DIRECTIONS:
All of the data must be printed exactly; please include every line.

Extracted records:

%%

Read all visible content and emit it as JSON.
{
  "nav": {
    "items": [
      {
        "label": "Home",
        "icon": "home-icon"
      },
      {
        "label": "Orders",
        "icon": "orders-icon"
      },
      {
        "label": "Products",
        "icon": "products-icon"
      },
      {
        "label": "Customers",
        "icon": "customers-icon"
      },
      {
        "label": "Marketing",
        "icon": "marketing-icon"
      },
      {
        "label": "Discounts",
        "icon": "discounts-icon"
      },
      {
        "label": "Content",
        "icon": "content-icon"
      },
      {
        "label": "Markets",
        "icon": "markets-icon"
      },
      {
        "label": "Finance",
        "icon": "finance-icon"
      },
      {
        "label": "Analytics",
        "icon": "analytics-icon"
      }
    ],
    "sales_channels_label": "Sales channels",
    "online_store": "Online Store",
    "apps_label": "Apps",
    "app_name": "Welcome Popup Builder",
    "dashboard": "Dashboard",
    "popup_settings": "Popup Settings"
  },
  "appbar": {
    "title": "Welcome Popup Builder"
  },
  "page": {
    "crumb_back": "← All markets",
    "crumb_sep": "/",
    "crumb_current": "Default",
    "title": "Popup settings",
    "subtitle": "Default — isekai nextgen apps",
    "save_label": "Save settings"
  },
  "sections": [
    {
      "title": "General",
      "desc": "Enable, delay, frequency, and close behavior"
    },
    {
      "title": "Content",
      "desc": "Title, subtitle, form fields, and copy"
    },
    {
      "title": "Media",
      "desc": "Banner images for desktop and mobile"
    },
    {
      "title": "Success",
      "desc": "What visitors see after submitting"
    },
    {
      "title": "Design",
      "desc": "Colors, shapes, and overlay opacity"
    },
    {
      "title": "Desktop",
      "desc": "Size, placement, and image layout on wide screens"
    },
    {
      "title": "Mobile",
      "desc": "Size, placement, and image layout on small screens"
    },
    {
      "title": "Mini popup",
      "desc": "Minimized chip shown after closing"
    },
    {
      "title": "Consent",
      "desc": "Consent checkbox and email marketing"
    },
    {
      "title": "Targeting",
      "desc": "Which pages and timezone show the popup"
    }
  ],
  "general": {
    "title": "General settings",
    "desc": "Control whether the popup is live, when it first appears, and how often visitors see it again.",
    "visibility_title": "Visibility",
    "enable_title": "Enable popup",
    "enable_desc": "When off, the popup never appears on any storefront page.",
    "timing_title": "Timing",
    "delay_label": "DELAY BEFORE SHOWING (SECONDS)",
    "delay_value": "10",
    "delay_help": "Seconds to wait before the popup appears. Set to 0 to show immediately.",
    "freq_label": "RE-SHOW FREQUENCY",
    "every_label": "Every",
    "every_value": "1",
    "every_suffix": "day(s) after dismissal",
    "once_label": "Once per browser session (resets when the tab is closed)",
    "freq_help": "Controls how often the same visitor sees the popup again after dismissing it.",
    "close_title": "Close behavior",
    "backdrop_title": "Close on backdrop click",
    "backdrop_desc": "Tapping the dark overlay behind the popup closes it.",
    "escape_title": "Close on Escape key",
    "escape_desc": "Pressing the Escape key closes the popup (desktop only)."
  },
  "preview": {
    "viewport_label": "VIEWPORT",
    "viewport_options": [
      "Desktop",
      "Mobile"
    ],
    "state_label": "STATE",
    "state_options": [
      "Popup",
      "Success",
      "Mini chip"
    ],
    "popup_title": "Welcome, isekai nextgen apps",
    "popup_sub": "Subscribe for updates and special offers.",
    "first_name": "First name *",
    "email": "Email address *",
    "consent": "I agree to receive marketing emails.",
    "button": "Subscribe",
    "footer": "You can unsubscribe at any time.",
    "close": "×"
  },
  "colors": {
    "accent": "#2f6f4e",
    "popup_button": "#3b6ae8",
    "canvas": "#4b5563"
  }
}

%%

ANSWER IN FULL:
Read all visible content and emit it as JSON.
{
  "nav": {
    "items": [
      {
        "label": "Home",
        "icon": "home-icon"
      },
      {
        "label": "Orders",
        "icon": "orders-icon"
      },
      {
        "label": "Products",
        "icon": "products-icon"
      },
      {
        "label": "Customers",
        "icon": "customers-icon"
      },
      {
        "label": "Marketing",
        "icon": "marketing-icon"
      },
      {
        "label": "Discounts",
        "icon": "discounts-icon"
      },
      {
        "label": "Content",
        "icon": "content-icon"
      },
      {
        "label": "Markets",
        "icon": "markets-icon"
      },
      {
        "label": "Finance",
        "icon": "finance-icon"
      },
      {
        "label": "Analytics",
        "icon": "analytics-icon"
      }
    ],
    "sales_channels_label": "Sales channels",
    "online_store": "Online Store",
    "apps_label": "Apps",
    "app_name": "Welcome Popup Builder",
    "dashboard": "Dashboard",
    "popup_settings": "Popup Settings"
  },
  "appbar": {
    "title": "Welcome Popup Builder"
  },
  "page": {
    "crumb_back": "← All markets",
    "crumb_sep": "/",
    "crumb_current": "Default",
    "title": "Popup settings",
    "subtitle": "Default — isekai nextgen apps",
    "save_label": "Save settings"
  },
  "sections": [
    {
      "title": "General",
      "desc": "Enable, delay, frequency, and close behavior"
    },
    {
      "title": "Content",
      "desc": "Title, subtitle, form fields, and copy"
    },
    {
      "title": "Media",
      "desc": "Banner images for desktop and mobile"
    },
    {
      "title": "Success",
      "desc": "What visitors see after submitting"
    },
    {
      "title": "Design",
      "desc": "Colors, shapes, and overlay opacity"
    },
    {
      "title": "Desktop",
      "desc": "Size, placement, and image layout on wide screens"
    },
    {
      "title": "Mobile",
      "desc": "Size, placement, and image layout on small screens"
    },
    {
      "title": "Mini popup",
      "desc": "Minimized chip shown after closing"
    },
    {
      "title": "Consent",
      "desc": "Consent checkbox and email marketing"
    },
    {
      "title": "Targeting",
      "desc": "Which pages and timezone show the popup"
    }
  ],
  "general": {
    "title": "General settings",
    "desc": "Control whether the popup is live, when it first appears, and how often visitors see it again.",
    "visibility_title": "Visibility",
    "enable_title": "Enable popup",
    "enable_desc": "When off, the popup never appears on any storefront page.",
    "timing_title": "Timing",
    "delay_label": "DELAY BEFORE SHOWING (SECONDS)",
    "delay_value": "10",
    "delay_help": "Seconds to wait before the popup appears. Set to 0 to show immediately.",
    "freq_label": "RE-SHOW FREQUENCY",
    "every_label": "Every",
    "every_value": "1",
    "every_suffix": "day(s) after dismissal",
    "once_label": "Once per browser session (resets when the tab is closed)",
    "freq_help": "Controls how often the same visitor sees the popup again after dismissing it.",
    "close_title": "Close behavior",
    "backdrop_title": "Close on backdrop click",
    "backdrop_desc": "Tapping the dark overlay behind the popup closes it.",
    "escape_title": "Close on Escape key",
    "escape_desc": "Pressing the Escape key closes the popup (desktop only)."
  },
  "preview": {
    "viewport_label": "VIEWPORT",
    "viewport_options": [
      "Desktop",
      "Mobile"
    ],
    "state_label": "STATE",
    "state_options": [
      "Popup",
      "Success",
      "Mini chip"
    ],
    "popup_title": "Welcome, isekai nextgen apps",
    "popup_sub": "Subscribe for updates and special offers.",
    "first_name": "First name *",
    "email": "Email address *",
    "consent": "I agree to receive marketing emails.",
    "button": "Subscribe",
    "footer": "You can unsubscribe at any time.",
    "close": "×"
  },
  "colors": {
    "accent": "#2f6f4e",
    "popup_button": "#3b6ae8",
    "canvas": "#4b5563"
  }
}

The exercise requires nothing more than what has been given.